== EXERCISE INPUT

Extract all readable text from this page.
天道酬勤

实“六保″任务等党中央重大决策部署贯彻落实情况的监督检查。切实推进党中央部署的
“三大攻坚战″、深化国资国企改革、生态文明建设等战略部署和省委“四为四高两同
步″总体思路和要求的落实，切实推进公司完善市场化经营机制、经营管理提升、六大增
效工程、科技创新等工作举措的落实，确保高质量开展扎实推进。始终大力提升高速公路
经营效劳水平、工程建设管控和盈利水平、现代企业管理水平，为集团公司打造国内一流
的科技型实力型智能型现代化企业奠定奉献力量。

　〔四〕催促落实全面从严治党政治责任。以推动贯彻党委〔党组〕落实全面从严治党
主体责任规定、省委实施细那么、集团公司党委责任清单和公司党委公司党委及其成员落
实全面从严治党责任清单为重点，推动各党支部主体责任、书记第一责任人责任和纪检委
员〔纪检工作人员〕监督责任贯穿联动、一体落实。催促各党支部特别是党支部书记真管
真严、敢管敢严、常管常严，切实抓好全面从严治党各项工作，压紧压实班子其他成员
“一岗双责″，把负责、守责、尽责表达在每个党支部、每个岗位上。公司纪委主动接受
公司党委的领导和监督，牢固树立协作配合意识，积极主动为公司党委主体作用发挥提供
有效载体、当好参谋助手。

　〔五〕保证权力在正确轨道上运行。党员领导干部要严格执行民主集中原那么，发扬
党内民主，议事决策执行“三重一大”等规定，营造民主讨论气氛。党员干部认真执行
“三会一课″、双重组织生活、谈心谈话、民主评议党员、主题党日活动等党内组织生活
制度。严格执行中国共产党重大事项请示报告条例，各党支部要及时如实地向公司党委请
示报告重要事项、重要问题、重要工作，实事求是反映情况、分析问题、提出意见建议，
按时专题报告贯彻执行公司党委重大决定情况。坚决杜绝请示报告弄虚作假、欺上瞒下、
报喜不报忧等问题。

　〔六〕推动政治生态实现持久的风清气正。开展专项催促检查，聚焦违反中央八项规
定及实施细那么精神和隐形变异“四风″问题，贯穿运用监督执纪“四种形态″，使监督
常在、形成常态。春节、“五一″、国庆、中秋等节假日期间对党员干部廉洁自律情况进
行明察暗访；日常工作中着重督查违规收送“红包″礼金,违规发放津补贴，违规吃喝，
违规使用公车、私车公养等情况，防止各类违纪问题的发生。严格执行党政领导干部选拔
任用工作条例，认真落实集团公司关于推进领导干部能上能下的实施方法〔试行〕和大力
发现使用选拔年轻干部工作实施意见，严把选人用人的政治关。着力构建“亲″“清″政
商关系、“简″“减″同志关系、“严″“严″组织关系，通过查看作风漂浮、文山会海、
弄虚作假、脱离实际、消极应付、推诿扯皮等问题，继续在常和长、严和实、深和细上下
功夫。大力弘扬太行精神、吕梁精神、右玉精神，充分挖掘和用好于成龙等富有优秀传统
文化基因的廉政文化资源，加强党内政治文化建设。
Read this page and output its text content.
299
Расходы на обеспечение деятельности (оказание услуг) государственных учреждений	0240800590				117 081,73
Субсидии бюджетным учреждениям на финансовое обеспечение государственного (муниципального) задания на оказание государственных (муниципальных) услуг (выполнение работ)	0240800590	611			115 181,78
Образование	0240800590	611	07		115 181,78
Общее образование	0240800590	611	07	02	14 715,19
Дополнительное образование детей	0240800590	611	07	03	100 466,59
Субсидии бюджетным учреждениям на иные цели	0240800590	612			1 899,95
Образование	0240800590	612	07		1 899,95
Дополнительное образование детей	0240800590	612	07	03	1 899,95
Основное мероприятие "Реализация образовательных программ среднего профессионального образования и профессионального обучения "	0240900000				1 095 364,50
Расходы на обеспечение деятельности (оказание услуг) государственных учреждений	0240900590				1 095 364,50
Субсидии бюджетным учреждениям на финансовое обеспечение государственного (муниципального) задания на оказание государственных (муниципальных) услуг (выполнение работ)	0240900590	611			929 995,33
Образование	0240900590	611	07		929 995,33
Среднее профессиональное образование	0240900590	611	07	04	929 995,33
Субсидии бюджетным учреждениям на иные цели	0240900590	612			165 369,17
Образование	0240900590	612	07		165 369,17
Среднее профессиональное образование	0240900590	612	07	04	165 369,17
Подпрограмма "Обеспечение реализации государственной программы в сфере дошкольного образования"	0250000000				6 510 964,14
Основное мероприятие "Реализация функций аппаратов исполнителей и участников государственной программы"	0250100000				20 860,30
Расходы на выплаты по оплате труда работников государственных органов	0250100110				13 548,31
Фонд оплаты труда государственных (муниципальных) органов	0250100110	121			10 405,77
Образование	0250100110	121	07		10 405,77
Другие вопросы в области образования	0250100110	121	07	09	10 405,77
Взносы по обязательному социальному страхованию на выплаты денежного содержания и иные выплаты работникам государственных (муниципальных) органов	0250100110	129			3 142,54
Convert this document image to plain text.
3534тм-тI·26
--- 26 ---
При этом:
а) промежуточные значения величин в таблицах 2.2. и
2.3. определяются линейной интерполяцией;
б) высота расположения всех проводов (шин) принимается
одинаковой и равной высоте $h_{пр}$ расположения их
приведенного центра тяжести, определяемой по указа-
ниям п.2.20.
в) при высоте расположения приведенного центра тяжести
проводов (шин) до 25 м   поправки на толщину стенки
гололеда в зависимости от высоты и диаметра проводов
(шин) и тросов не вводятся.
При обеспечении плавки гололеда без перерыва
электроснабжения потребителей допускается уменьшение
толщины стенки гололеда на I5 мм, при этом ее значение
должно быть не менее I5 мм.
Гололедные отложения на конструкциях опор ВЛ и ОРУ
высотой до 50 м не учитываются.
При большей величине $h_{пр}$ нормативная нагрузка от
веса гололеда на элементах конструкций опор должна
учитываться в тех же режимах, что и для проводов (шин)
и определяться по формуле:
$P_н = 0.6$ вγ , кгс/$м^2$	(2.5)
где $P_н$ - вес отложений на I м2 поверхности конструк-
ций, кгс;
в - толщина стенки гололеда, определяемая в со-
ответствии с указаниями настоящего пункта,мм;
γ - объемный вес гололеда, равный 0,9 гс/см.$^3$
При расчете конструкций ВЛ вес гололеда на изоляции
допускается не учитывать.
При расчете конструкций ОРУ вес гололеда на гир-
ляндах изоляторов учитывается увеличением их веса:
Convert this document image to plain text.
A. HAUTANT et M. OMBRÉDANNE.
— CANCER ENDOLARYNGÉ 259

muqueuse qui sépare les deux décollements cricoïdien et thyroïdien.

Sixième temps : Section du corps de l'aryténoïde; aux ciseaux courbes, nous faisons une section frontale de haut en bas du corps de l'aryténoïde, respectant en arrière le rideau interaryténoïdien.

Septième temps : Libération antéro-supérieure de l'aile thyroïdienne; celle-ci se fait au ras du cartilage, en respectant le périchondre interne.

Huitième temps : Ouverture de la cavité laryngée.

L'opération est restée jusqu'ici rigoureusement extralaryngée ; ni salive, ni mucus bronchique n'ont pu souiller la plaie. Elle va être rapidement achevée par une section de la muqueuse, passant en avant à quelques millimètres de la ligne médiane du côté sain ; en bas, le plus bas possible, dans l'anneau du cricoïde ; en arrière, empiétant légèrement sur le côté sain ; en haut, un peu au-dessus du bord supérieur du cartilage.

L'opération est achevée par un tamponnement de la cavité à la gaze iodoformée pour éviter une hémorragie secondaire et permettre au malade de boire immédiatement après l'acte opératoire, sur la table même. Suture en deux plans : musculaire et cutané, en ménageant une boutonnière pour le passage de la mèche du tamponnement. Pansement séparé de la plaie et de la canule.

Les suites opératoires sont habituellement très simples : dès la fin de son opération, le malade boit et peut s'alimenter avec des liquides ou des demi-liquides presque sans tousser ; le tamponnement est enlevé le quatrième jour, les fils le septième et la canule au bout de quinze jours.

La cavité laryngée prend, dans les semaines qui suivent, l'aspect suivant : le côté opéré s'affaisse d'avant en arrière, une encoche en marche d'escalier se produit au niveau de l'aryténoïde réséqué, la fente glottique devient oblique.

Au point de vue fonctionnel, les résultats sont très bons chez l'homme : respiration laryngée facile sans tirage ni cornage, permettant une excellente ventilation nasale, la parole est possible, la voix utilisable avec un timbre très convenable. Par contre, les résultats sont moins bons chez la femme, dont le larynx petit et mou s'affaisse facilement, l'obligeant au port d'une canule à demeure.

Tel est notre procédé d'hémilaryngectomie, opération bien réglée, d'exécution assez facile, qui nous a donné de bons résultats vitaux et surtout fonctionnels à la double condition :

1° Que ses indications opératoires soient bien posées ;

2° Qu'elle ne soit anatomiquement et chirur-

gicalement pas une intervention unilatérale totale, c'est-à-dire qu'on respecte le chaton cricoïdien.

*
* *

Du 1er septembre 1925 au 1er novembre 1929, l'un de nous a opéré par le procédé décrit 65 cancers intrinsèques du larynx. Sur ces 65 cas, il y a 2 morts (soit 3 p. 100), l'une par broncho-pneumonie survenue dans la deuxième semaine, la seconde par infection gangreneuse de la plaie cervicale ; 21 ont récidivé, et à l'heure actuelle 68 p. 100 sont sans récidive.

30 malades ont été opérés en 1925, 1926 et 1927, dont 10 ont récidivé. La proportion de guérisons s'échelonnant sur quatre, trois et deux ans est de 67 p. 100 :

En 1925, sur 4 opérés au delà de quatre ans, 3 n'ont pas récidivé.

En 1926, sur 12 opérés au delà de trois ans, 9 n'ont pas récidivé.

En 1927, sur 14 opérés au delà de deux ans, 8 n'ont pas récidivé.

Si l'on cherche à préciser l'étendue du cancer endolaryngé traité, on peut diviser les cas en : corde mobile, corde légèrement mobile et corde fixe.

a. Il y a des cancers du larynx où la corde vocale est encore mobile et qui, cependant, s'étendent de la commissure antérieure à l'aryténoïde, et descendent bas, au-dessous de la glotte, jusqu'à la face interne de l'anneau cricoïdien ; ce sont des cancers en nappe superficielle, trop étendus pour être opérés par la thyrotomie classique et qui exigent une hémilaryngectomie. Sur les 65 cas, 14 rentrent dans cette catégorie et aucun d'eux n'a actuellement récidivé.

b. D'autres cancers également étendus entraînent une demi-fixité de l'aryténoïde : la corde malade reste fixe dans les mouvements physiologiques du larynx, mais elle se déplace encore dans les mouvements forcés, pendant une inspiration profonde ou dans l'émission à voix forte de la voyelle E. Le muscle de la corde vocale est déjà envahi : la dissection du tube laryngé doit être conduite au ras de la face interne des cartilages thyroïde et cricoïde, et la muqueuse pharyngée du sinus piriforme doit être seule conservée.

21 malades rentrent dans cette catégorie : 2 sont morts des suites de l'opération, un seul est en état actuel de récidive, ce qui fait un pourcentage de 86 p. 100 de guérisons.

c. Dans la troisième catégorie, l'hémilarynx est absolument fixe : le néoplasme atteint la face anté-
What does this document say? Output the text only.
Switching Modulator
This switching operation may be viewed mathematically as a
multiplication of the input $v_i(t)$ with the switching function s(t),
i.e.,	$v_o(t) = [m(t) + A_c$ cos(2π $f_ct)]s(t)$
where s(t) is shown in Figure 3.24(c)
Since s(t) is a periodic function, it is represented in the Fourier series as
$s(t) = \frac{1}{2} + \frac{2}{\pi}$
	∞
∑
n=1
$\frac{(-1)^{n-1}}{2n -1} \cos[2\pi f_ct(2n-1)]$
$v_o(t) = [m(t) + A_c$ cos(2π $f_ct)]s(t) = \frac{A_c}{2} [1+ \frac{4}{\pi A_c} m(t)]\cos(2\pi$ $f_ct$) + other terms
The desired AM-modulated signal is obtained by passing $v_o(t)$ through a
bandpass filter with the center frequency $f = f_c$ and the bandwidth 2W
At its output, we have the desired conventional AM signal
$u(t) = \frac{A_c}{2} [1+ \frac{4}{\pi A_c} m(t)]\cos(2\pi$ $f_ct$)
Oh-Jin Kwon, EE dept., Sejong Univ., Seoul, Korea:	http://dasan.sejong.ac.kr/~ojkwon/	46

====

WHAT THE EXERCISE ASKS: Search the entries for the string "quatre" and collect each line that has it.

COMPLETE RESPONSE:
30 malades ont été opérés en 1925, 1926 et 1927, dont 10 ont récidivé. La proportion de guérisons s'échelonnant sur quatre, trois et deux ans est de 67 p. 100 :
En 1925, sur 4 opérés au delà de quatre ans, 3 n'ont pas récidivé.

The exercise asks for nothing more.